◆ **Directive**:
All of the records below must be output exactly, with no pictures carried over.

◆ ◆ ◆ ◆ ◆ ◆ ◆

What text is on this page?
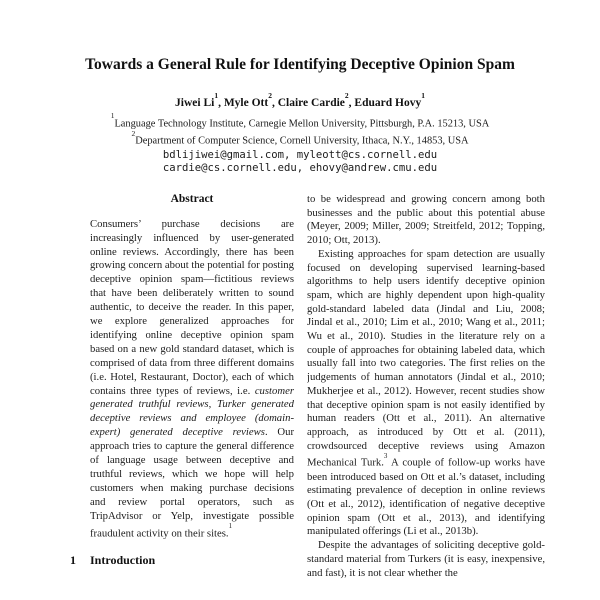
Towards a General Rule for Identifying Deceptive Opinion Spam
Jiwei Li$^1$, Myle Ott$^2$, Claire Cardie$^2$, Eduard Hovy$^1$
$^1$Language Technology Institute, Carnegie Mellon University, Pittsburgh, P.A. 15213, USA
$^2$Department of Computer Science, Cornell University, Ithaca, N.Y., 14853, USA
bdlijiwei@gmail.com, myleott@cs.cornell.edu
cardie@cs.cornell.edu, ehovy@andrew.cmu.edu
Abstract
Consumers’ purchase decisions are increasingly influenced by user-generated online reviews. Accordingly, there has been growing concern about the potential for posting deceptive opinion spam—fictitious reviews that have been deliberately written to sound authentic, to deceive the reader. In this paper, we explore generalized approaches for identifying online deceptive opinion spam based on a new gold standard dataset, which is comprised of data from three different domains (i.e. Hotel, Restaurant, Doctor), each of which contains three types of reviews, i.e. customer generated truthful reviews, Turker generated deceptive reviews and employee (domain-expert) generated deceptive reviews. Our approach tries to capture the general difference of language usage between deceptive and truthful reviews, which we hope will help customers when making purchase decisions and review portal operators, such as TripAdvisor or Yelp, investigate possible fraudulent activity on their sites.$^1$
1	Introduction

to be widespread and growing concern among both businesses and the public about this potential abuse (Meyer, 2009; Miller, 2009; Streitfeld, 2012; Topping, 2010; Ott, 2013).

Existing approaches for spam detection are usually focused on developing supervised learning-based algorithms to help users identify deceptive opinion spam, which are highly dependent upon high-quality gold-standard labeled data (Jindal and Liu, 2008; Jindal et al., 2010; Lim et al., 2010; Wang et al., 2011; Wu et al., 2010). Studies in the literature rely on a couple of approaches for obtaining labeled data, which usually fall into two categories. The first relies on the judgements of human annotators (Jindal et al., 2010; Mukherjee et al., 2012). However, recent studies show that deceptive opinion spam is not easily identified by human readers (Ott et al., 2011). An alternative approach, as introduced by Ott et al. (2011), crowdsourced deceptive reviews using Amazon Mechanical Turk.$^3$ A couple of follow-up works have been introduced based on Ott et al.’s dataset, including estimating prevalence of deception in online reviews (Ott et al., 2012), identification of negative deceptive opinion spam (Ott et al., 2013), and identifying manipulated offerings (Li et al., 2013b).

Despite the advantages of soliciting deceptive gold-standard material from Turkers (it is easy, inexpensive, and fast), it is not clear whether the
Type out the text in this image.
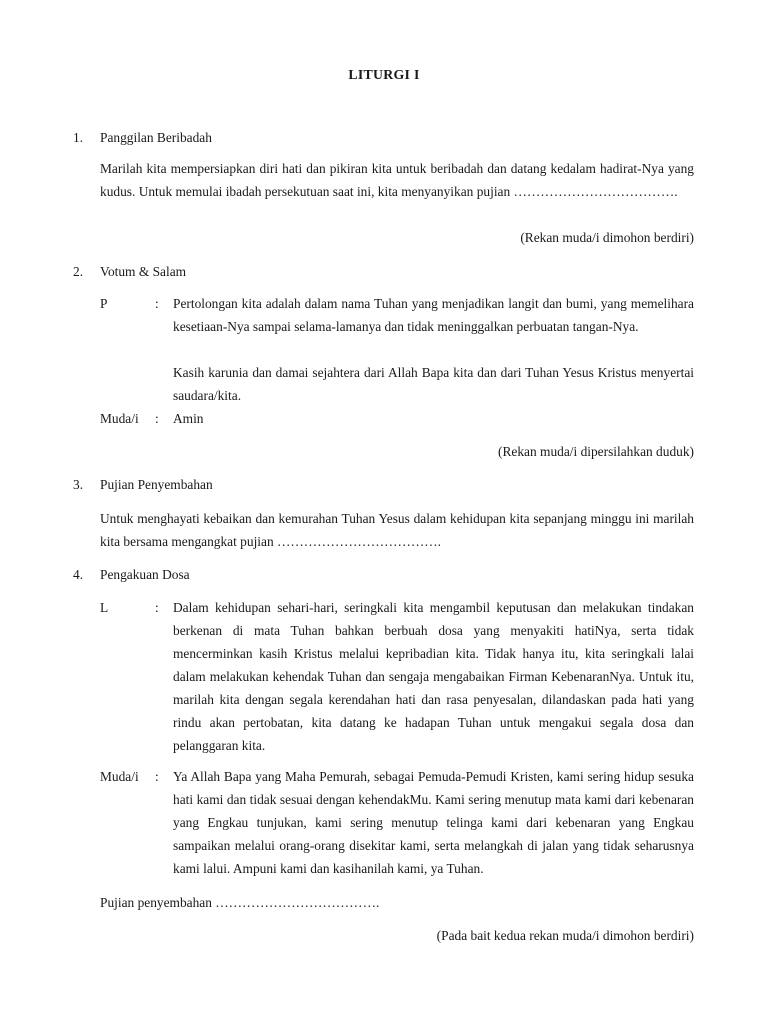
LITURGI I
1.	Panggilan Beribadah

Marilah kita mempersiapkan diri hati dan pikiran kita untuk beribadah dan datang kedalam hadirat-Nya yang kudus. Untuk memulai ibadah persekutuan saat ini, kita menyanyikan pujian ……………………………….

(Rekan muda/i dimohon berdiri)
2.	Votum & Salam
P	:	Pertolongan kita adalah dalam nama Tuhan yang menjadikan langit dan bumi, yang memelihara kesetiaan-Nya sampai selama-lamanya dan tidak meninggalkan perbuatan tangan-Nya.

Kasih karunia dan damai sejahtera dari Allah Bapa kita dan dari Tuhan Yesus Kristus menyertai saudara/kita.

Muda/i	:	Amin
(Rekan muda/i dipersilahkan duduk)
3.	Pujian Penyembahan

Untuk menghayati kebaikan dan kemurahan Tuhan Yesus dalam kehidupan kita sepanjang minggu ini marilah kita bersama mengangkat pujian ……………………………….

4.	Pengakuan Dosa
L	:	Dalam kehidupan sehari-hari, seringkali kita mengambil keputusan dan melakukan tindakan berkenan di mata Tuhan bahkan berbuah dosa yang menyakiti hatiNya, serta tidak mencerminkan kasih Kristus melalui kepribadian kita. Tidak hanya itu, kita seringkali lalai dalam melakukan kehendak Tuhan dan sengaja mengabaikan Firman KebenaranNya. Untuk itu, marilah kita dengan segala kerendahan hati dan rasa penyesalan, dilandaskan pada hati yang rindu akan pertobatan, kita datang ke hadapan Tuhan untuk mengakui segala dosa dan pelanggaran kita.

Muda/i	:	Ya Allah Bapa yang Maha Pemurah, sebagai Pemuda-Pemudi Kristen, kami sering hidup sesuka hati kami dan tidak sesuai dengan kehendakMu. Kami sering menutup mata kami dari kebenaran yang Engkau tunjukan, kami sering menutup telinga kami dari kebenaran yang Engkau sampaikan melalui orang-orang disekitar kami, serta melangkah di jalan yang tidak seharusnya kami lalui. Ampuni kami dan kasihanilah kami, ya Tuhan.

Pujian penyembahan ……………………………….
(Pada bait kedua rekan muda/i dimohon berdiri)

◆ ◆ ◆ ◆ ◆ ◆ ◆

◆ **The result**:
What text is on this page?
Towards a General Rule for Identifying Deceptive Opinion Spam
Jiwei Li$^1$, Myle Ott$^2$, Claire Cardie$^2$, Eduard Hovy$^1$
$^1$Language Technology Institute, Carnegie Mellon University, Pittsburgh, P.A. 15213, USA
$^2$Department of Computer Science, Cornell University, Ithaca, N.Y., 14853, USA
bdlijiwei@gmail.com, myleott@cs.cornell.edu
cardie@cs.cornell.edu, ehovy@andrew.cmu.edu
Abstract
Consumers’ purchase decisions are increasingly influenced by user-generated online reviews. Accordingly, there has been growing concern about the potential for posting deceptive opinion spam—fictitious reviews that have been deliberately written to sound authentic, to deceive the reader. In this paper, we explore generalized approaches for identifying online deceptive opinion spam based on a new gold standard dataset, which is comprised of data from three different domains (i.e. Hotel, Restaurant, Doctor), each of which contains three types of reviews, i.e. customer generated truthful reviews, Turker generated deceptive reviews and employee (domain-expert) generated deceptive reviews. Our approach tries to capture the general difference of language usage between deceptive and truthful reviews, which we hope will help customers when making purchase decisions and review portal operators, such as TripAdvisor or Yelp, investigate possible fraudulent activity on their sites.$^1$
1	Introduction

to be widespread and growing concern among both businesses and the public about this potential abuse (Meyer, 2009; Miller, 2009; Streitfeld, 2012; Topping, 2010; Ott, 2013).

Existing approaches for spam detection are usually focused on developing supervised learning-based algorithms to help users identify deceptive opinion spam, which are highly dependent upon high-quality gold-standard labeled data (Jindal and Liu, 2008; Jindal et al., 2010; Lim et al., 2010; Wang et al., 2011; Wu et al., 2010). Studies in the literature rely on a couple of approaches for obtaining labeled data, which usually fall into two categories. The first relies on the judgements of human annotators (Jindal et al., 2010; Mukherjee et al., 2012). However, recent studies show that deceptive opinion spam is not easily identified by human readers (Ott et al., 2011). An alternative approach, as introduced by Ott et al. (2011), crowdsourced deceptive reviews using Amazon Mechanical Turk.$^3$ A couple of follow-up works have been introduced based on Ott et al.’s dataset, including estimating prevalence of deception in online reviews (Ott et al., 2012), identification of negative deceptive opinion spam (Ott et al., 2013), and identifying manipulated offerings (Li et al., 2013b).

Despite the advantages of soliciting deceptive gold-standard material from Turkers (it is easy, inexpensive, and fast), it is not clear whether the
Type out the text in this image.
LITURGI I
1.	Panggilan Beribadah

Marilah kita mempersiapkan diri hati dan pikiran kita untuk beribadah dan datang kedalam hadirat-Nya yang kudus. Untuk memulai ibadah persekutuan saat ini, kita menyanyikan pujian ……………………………….

(Rekan muda/i dimohon berdiri)
2.	Votum & Salam
P	:	Pertolongan kita adalah dalam nama Tuhan yang menjadikan langit dan bumi, yang memelihara kesetiaan-Nya sampai selama-lamanya dan tidak meninggalkan perbuatan tangan-Nya.

Kasih karunia dan damai sejahtera dari Allah Bapa kita dan dari Tuhan Yesus Kristus menyertai saudara/kita.

Muda/i	:	Amin
(Rekan muda/i dipersilahkan duduk)
3.	Pujian Penyembahan

Untuk menghayati kebaikan dan kemurahan Tuhan Yesus dalam kehidupan kita sepanjang minggu ini marilah kita bersama mengangkat pujian ……………………………….

4.	Pengakuan Dosa
L	:	Dalam kehidupan sehari-hari, seringkali kita mengambil keputusan dan melakukan tindakan berkenan di mata Tuhan bahkan berbuah dosa yang menyakiti hatiNya, serta tidak mencerminkan kasih Kristus melalui kepribadian kita. Tidak hanya itu, kita seringkali lalai dalam melakukan kehendak Tuhan dan sengaja mengabaikan Firman KebenaranNya. Untuk itu, marilah kita dengan segala kerendahan hati dan rasa penyesalan, dilandaskan pada hati yang rindu akan pertobatan, kita datang ke hadapan Tuhan untuk mengakui segala dosa dan pelanggaran kita.

Muda/i	:	Ya Allah Bapa yang Maha Pemurah, sebagai Pemuda-Pemudi Kristen, kami sering hidup sesuka hati kami dan tidak sesuai dengan kehendakMu. Kami sering menutup mata kami dari kebenaran yang Engkau tunjukan, kami sering menutup telinga kami dari kebenaran yang Engkau sampaikan melalui orang-orang disekitar kami, serta melangkah di jalan yang tidak seharusnya kami lalui. Ampuni kami dan kasihanilah kami, ya Tuhan.

Pujian penyembahan ……………………………….
(Pada bait kedua rekan muda/i dimohon berdiri)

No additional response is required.